◆ **WHAT TO DO**
Extract all of the entries and give them again, word for word.

[Stored data]
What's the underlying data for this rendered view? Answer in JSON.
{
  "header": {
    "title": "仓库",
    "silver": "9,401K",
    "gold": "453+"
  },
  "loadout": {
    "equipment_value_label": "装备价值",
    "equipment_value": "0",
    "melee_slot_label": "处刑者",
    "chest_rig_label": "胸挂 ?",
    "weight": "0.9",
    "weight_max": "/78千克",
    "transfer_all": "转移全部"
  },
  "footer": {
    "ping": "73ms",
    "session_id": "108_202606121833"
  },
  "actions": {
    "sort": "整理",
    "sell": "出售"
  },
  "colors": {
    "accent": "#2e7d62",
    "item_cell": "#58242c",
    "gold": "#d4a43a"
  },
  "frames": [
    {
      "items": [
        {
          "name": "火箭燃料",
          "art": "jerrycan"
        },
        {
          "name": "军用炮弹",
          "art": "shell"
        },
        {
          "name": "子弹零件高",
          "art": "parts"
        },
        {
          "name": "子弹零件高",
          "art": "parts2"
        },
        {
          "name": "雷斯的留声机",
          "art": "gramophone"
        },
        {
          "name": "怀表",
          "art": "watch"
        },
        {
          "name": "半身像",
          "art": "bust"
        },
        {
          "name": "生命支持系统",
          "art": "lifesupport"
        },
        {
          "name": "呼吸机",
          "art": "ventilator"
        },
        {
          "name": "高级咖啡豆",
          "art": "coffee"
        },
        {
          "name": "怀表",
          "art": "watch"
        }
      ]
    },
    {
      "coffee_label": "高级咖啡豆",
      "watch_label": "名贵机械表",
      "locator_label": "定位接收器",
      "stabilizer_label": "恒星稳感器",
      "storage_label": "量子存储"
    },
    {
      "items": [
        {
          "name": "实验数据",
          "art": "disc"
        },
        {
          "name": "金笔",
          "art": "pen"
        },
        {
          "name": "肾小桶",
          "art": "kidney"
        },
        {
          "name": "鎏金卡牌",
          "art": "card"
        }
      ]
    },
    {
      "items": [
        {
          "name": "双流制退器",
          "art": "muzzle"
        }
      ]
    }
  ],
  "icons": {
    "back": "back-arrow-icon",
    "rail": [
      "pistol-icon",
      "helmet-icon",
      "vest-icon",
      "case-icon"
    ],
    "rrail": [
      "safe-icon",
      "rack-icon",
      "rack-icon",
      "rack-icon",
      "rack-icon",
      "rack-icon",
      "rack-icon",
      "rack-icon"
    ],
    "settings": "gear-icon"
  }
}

◆ **TASK SOLUTION**
What's the underlying data for this rendered view? Answer in JSON.
{
  "header": {
    "title": "仓库",
    "silver": "9,401K",
    "gold": "453+"
  },
  "loadout": {
    "equipment_value_label": "装备价值",
    "equipment_value": "0",
    "melee_slot_label": "处刑者",
    "chest_rig_label": "胸挂 ?",
    "weight": "0.9",
    "weight_max": "/78千克",
    "transfer_all": "转移全部"
  },
  "footer": {
    "ping": "73ms",
    "session_id": "108_202606121833"
  },
  "actions": {
    "sort": "整理",
    "sell": "出售"
  },
  "colors": {
    "accent": "#2e7d62",
    "item_cell": "#58242c",
    "gold": "#d4a43a"
  },
  "frames": [
    {
      "items": [
        {
          "name": "火箭燃料",
          "art": "jerrycan"
        },
        {
          "name": "军用炮弹",
          "art": "shell"
        },
        {
          "name": "子弹零件高",
          "art": "parts"
        },
        {
          "name": "子弹零件高",
          "art": "parts2"
        },
        {
          "name": "雷斯的留声机",
          "art": "gramophone"
        },
        {
          "name": "怀表",
          "art": "watch"
        },
        {
          "name": "半身像",
          "art": "bust"
        },
        {
          "name": "生命支持系统",
          "art": "lifesupport"
        },
        {
          "name": "呼吸机",
          "art": "ventilator"
        },
        {
          "name": "高级咖啡豆",
          "art": "coffee"
        },
        {
          "name": "怀表",
          "art": "watch"
        }
      ]
    },
    {
      "coffee_label": "高级咖啡豆",
      "watch_label": "名贵机械表",
      "locator_label": "定位接收器",
      "stabilizer_label": "恒星稳感器",
      "storage_label": "量子存储"
    },
    {
      "items": [
        {
          "name": "实验数据",
          "art": "disc"
        },
        {
          "name": "金笔",
          "art": "pen"
        },
        {
          "name": "肾小桶",
          "art": "kidney"
        },
        {
          "name": "鎏金卡牌",
          "art": "card"
        }
      ]
    },
    {
      "items": [
        {
          "name": "双流制退器",
          "art": "muzzle"
        }
      ]
    }
  ],
  "icons": {
    "back": "back-arrow-icon",
    "rail": [
      "pistol-icon",
      "helmet-icon",
      "vest-icon",
      "case-icon"
    ],
    "rrail": [
      "safe-icon",
      "rack-icon",
      "rack-icon",
      "rack-icon",
      "rack-icon",
      "rack-icon",
      "rack-icon",
      "rack-icon"
    ],
    "settings": "gear-icon"
  }
}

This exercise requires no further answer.